### INPUT RECORDS

══════════

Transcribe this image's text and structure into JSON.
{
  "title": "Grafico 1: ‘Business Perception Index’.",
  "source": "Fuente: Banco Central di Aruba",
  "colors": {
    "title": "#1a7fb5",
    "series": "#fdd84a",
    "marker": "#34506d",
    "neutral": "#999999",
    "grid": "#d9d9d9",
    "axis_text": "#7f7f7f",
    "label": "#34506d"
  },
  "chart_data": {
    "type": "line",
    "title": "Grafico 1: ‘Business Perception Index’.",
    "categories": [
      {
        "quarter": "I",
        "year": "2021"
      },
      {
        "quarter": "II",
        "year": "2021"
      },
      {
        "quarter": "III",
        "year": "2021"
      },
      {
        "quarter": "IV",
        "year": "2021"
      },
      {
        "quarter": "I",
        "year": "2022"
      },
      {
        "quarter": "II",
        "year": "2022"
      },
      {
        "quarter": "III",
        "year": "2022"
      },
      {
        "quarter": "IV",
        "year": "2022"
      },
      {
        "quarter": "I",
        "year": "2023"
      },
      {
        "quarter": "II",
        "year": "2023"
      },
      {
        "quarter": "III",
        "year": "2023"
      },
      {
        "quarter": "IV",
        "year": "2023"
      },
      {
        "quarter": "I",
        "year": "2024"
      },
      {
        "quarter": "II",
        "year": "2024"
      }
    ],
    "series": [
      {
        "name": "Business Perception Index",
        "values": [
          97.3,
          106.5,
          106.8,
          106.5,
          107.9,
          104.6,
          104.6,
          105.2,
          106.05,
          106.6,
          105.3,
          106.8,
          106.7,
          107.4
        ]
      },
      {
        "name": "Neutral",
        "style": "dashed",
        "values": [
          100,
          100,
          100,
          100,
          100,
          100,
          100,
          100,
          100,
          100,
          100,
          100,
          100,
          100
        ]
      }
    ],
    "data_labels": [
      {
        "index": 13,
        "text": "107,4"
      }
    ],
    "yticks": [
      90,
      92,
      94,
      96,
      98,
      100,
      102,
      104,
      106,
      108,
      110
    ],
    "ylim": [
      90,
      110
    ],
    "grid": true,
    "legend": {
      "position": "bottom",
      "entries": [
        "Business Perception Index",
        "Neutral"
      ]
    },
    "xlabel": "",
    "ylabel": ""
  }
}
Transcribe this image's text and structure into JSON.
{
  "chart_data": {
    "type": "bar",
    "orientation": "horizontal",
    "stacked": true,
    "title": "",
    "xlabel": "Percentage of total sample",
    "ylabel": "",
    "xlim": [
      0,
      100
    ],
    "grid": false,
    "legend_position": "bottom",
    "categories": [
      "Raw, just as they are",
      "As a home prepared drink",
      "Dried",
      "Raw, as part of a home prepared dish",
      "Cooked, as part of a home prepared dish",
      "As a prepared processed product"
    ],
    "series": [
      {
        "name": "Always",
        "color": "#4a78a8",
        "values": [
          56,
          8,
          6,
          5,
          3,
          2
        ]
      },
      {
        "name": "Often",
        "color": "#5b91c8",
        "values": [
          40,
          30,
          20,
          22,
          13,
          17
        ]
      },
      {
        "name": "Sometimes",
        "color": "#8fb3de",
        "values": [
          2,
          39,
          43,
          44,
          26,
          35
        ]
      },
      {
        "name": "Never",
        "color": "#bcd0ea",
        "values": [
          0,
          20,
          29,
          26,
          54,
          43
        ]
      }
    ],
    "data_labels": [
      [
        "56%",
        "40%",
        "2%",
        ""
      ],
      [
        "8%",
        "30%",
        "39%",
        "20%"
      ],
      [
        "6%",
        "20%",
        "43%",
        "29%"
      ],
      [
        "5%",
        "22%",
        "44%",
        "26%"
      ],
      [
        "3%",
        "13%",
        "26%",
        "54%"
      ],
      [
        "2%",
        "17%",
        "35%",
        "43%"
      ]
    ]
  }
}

══════════

### GIVEN PROBLEM
Write out every entry again exactly, please, with nothing missing.

### EXERCISE RESULT
Transcribe this image's text and structure into JSON.
{
  "title": "Grafico 1: ‘Business Perception Index’.",
  "source": "Fuente: Banco Central di Aruba",
  "colors": {
    "title": "#1a7fb5",
    "series": "#fdd84a",
    "marker": "#34506d",
    "neutral": "#999999",
    "grid": "#d9d9d9",
    "axis_text": "#7f7f7f",
    "label": "#34506d"
  },
  "chart_data": {
    "type": "line",
    "title": "Grafico 1: ‘Business Perception Index’.",
    "categories": [
      {
        "quarter": "I",
        "year": "2021"
      },
      {
        "quarter": "II",
        "year": "2021"
      },
      {
        "quarter": "III",
        "year": "2021"
      },
      {
        "quarter": "IV",
        "year": "2021"
      },
      {
        "quarter": "I",
        "year": "2022"
      },
      {
        "quarter": "II",
        "year": "2022"
      },
      {
        "quarter": "III",
        "year": "2022"
      },
      {
        "quarter": "IV",
        "year": "2022"
      },
      {
        "quarter": "I",
        "year": "2023"
      },
      {
        "quarter": "II",
        "year": "2023"
      },
      {
        "quarter": "III",
        "year": "2023"
      },
      {
        "quarter": "IV",
        "year": "2023"
      },
      {
        "quarter": "I",
        "year": "2024"
      },
      {
        "quarter": "II",
        "year": "2024"
      }
    ],
    "series": [
      {
        "name": "Business Perception Index",
        "values": [
          97.3,
          106.5,
          106.8,
          106.5,
          107.9,
          104.6,
          104.6,
          105.2,
          106.05,
          106.6,
          105.3,
          106.8,
          106.7,
          107.4
        ]
      },
      {
        "name": "Neutral",
        "style": "dashed",
        "values": [
          100,
          100,
          100,
          100,
          100,
          100,
          100,
          100,
          100,
          100,
          100,
          100,
          100,
          100
        ]
      }
    ],
    "data_labels": [
      {
        "index": 13,
        "text": "107,4"
      }
    ],
    "yticks": [
      90,
      92,
      94,
      96,
      98,
      100,
      102,
      104,
      106,
      108,
      110
    ],
    "ylim": [
      90,
      110
    ],
    "grid": true,
    "legend": {
      "position": "bottom",
      "entries": [
        "Business Perception Index",
        "Neutral"
      ]
    },
    "xlabel": "",
    "ylabel": ""
  }
}
Transcribe this image's text and structure into JSON.
{
  "chart_data": {
    "type": "bar",
    "orientation": "horizontal",
    "stacked": true,
    "title": "",
    "xlabel": "Percentage of total sample",
    "ylabel": "",
    "xlim": [
      0,
      100
    ],
    "grid": false,
    "legend_position": "bottom",
    "categories": [
      "Raw, just as they are",
      "As a home prepared drink",
      "Dried",
      "Raw, as part of a home prepared dish",
      "Cooked, as part of a home prepared dish",
      "As a prepared processed product"
    ],
    "series": [
      {
        "name": "Always",
        "color": "#4a78a8",
        "values": [
          56,
          8,
          6,
          5,
          3,
          2
        ]
      },
      {
        "name": "Often",
        "color": "#5b91c8",
        "values": [
          40,
          30,
          20,
          22,
          13,
          17
        ]
      },
      {
        "name": "Sometimes",
        "color": "#8fb3de",
        "values": [
          2,
          39,
          43,
          44,
          26,
          35
        ]
      },
      {
        "name": "Never",
        "color": "#bcd0ea",
        "values": [
          0,
          20,
          29,
          26,
          54,
          43
        ]
      }
    ],
    "data_labels": [
      [
        "56%",
        "40%",
        "2%",
        ""
      ],
      [
        "8%",
        "30%",
        "39%",
        "20%"
      ],
      [
        "6%",
        "20%",
        "43%",
        "29%"
      ],
      [
        "5%",
        "22%",
        "44%",
        "26%"
      ],
      [
        "3%",
        "13%",
        "26%",
        "54%"
      ],
      [
        "2%",
        "17%",
        "35%",
        "43%"
      ]
    ]
  }
}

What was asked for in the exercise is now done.